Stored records
↓

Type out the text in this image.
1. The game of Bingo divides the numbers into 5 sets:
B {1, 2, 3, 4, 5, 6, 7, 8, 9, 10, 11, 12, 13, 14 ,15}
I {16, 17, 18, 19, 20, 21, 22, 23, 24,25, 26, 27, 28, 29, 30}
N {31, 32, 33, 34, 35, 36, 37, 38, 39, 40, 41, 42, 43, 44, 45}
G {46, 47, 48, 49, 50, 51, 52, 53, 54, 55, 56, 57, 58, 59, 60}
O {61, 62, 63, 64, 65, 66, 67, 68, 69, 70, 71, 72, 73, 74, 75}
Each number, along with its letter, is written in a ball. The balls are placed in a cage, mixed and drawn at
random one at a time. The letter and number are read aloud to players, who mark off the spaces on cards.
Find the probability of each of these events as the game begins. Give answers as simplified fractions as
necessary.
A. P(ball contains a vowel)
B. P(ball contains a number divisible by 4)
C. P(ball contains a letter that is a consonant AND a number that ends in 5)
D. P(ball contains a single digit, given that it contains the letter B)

↑

GIVEN EXERCISE :: Copy out all of the records above with nothing altered.

RESPONSE TO THIS EXERCISE ::
Type out the text in this image.
1. The game of Bingo divides the numbers into 5 sets:
B {1, 2, 3, 4, 5, 6, 7, 8, 9, 10, 11, 12, 13, 14 ,15}
I {16, 17, 18, 19, 20, 21, 22, 23, 24,25, 26, 27, 28, 29, 30}
N {31, 32, 33, 34, 35, 36, 37, 38, 39, 40, 41, 42, 43, 44, 45}
G {46, 47, 48, 49, 50, 51, 52, 53, 54, 55, 56, 57, 58, 59, 60}
O {61, 62, 63, 64, 65, 66, 67, 68, 69, 70, 71, 72, 73, 74, 75}
Each number, along with its letter, is written in a ball. The balls are placed in a cage, mixed and drawn at
random one at a time. The letter and number are read aloud to players, who mark off the spaces on cards.
Find the probability of each of these events as the game begins. Give answers as simplified fractions as
necessary.
A. P(ball contains a vowel)
B. P(ball contains a number divisible by 4)
C. P(ball contains a letter that is a consonant AND a number that ends in 5)
D. P(ball contains a single digit, given that it contains the letter B)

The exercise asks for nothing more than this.